▶ GIVEN PROBLEM
Repeat the records below exactly, leaving out any pictures.

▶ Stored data
— begin —

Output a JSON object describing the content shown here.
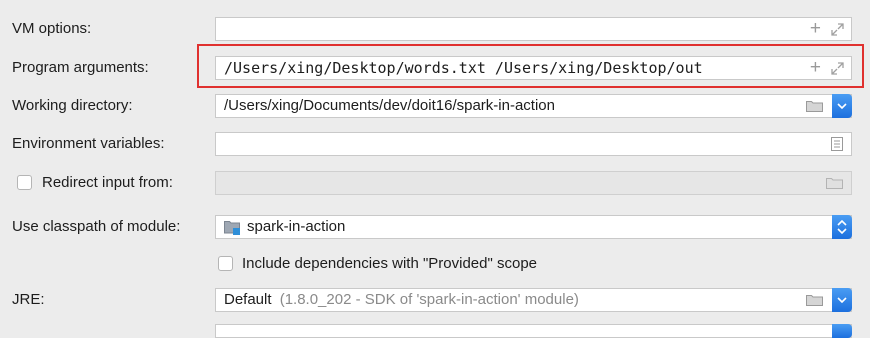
{
  "vm_options": {
    "label": "VM options:",
    "value": ""
  },
  "program_arguments": {
    "label": "Program arguments:",
    "value": "/Users/xing/Desktop/words.txt /Users/xing/Desktop/out"
  },
  "working_directory": {
    "label": "Working directory:",
    "value": "/Users/xing/Documents/dev/doit16/spark-in-action"
  },
  "environment_variables": {
    "label": "Environment variables:",
    "value": ""
  },
  "redirect_input": {
    "label": "Redirect input from:",
    "checked": false,
    "value": ""
  },
  "classpath_module": {
    "label": "Use classpath of module:",
    "value": "spark-in-action"
  },
  "include_provided": {
    "label": "Include dependencies with \"Provided\" scope",
    "checked": false
  },
  "jre": {
    "label": "JRE:",
    "value": "Default",
    "detail": "(1.8.0_202 - SDK of 'spark-in-action' module)"
  },
  "highlight_color": "#e0312f",
  "accent_color": "#1c6fde"
}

— end —

▶ WORKED ANSWER
Output a JSON object describing the content shown here.
{
  "vm_options": {
    "label": "VM options:",
    "value": ""
  },
  "program_arguments": {
    "label": "Program arguments:",
    "value": "/Users/xing/Desktop/words.txt /Users/xing/Desktop/out"
  },
  "working_directory": {
    "label": "Working directory:",
    "value": "/Users/xing/Documents/dev/doit16/spark-in-action"
  },
  "environment_variables": {
    "label": "Environment variables:",
    "value": ""
  },
  "redirect_input": {
    "label": "Redirect input from:",
    "checked": false,
    "value": ""
  },
  "classpath_module": {
    "label": "Use classpath of module:",
    "value": "spark-in-action"
  },
  "include_provided": {
    "label": "Include dependencies with \"Provided\" scope",
    "checked": false
  },
  "jre": {
    "label": "JRE:",
    "value": "Default",
    "detail": "(1.8.0_202 - SDK of 'spark-in-action' module)"
  },
  "highlight_color": "#e0312f",
  "accent_color": "#1c6fde"
}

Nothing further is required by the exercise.